● The data:
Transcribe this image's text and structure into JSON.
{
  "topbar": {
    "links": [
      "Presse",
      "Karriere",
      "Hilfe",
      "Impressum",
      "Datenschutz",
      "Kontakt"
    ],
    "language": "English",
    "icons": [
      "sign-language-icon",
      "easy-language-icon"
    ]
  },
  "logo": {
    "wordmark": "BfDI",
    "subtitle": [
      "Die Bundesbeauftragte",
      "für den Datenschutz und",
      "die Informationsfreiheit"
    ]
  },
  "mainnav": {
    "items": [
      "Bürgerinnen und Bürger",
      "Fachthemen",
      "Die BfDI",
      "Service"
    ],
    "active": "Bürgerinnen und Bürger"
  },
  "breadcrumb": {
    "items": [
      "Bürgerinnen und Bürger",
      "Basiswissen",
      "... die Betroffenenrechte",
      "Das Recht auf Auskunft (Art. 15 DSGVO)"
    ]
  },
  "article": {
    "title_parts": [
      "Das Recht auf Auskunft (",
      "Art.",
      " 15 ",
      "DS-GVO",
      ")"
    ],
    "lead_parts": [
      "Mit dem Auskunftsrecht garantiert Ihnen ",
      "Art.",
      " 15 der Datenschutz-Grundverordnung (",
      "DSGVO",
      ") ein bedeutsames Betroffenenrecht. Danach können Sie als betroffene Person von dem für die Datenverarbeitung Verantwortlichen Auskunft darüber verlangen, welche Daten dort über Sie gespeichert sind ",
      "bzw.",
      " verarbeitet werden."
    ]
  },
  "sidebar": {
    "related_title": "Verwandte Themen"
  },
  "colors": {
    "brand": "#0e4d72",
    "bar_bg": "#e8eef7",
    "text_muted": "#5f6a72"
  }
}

● What to work on:
Please set down the whole listing above without altering a single line.

● Right answer:
Transcribe this image's text and structure into JSON.
{
  "topbar": {
    "links": [
      "Presse",
      "Karriere",
      "Hilfe",
      "Impressum",
      "Datenschutz",
      "Kontakt"
    ],
    "language": "English",
    "icons": [
      "sign-language-icon",
      "easy-language-icon"
    ]
  },
  "logo": {
    "wordmark": "BfDI",
    "subtitle": [
      "Die Bundesbeauftragte",
      "für den Datenschutz und",
      "die Informationsfreiheit"
    ]
  },
  "mainnav": {
    "items": [
      "Bürgerinnen und Bürger",
      "Fachthemen",
      "Die BfDI",
      "Service"
    ],
    "active": "Bürgerinnen und Bürger"
  },
  "breadcrumb": {
    "items": [
      "Bürgerinnen und Bürger",
      "Basiswissen",
      "... die Betroffenenrechte",
      "Das Recht auf Auskunft (Art. 15 DSGVO)"
    ]
  },
  "article": {
    "title_parts": [
      "Das Recht auf Auskunft (",
      "Art.",
      " 15 ",
      "DS-GVO",
      ")"
    ],
    "lead_parts": [
      "Mit dem Auskunftsrecht garantiert Ihnen ",
      "Art.",
      " 15 der Datenschutz-Grundverordnung (",
      "DSGVO",
      ") ein bedeutsames Betroffenenrecht. Danach können Sie als betroffene Person von dem für die Datenverarbeitung Verantwortlichen Auskunft darüber verlangen, welche Daten dort über Sie gespeichert sind ",
      "bzw.",
      " verarbeitet werden."
    ]
  },
  "sidebar": {
    "related_title": "Verwandte Themen"
  },
  "colors": {
    "brand": "#0e4d72",
    "bar_bg": "#e8eef7",
    "text_muted": "#5f6a72"
  }
}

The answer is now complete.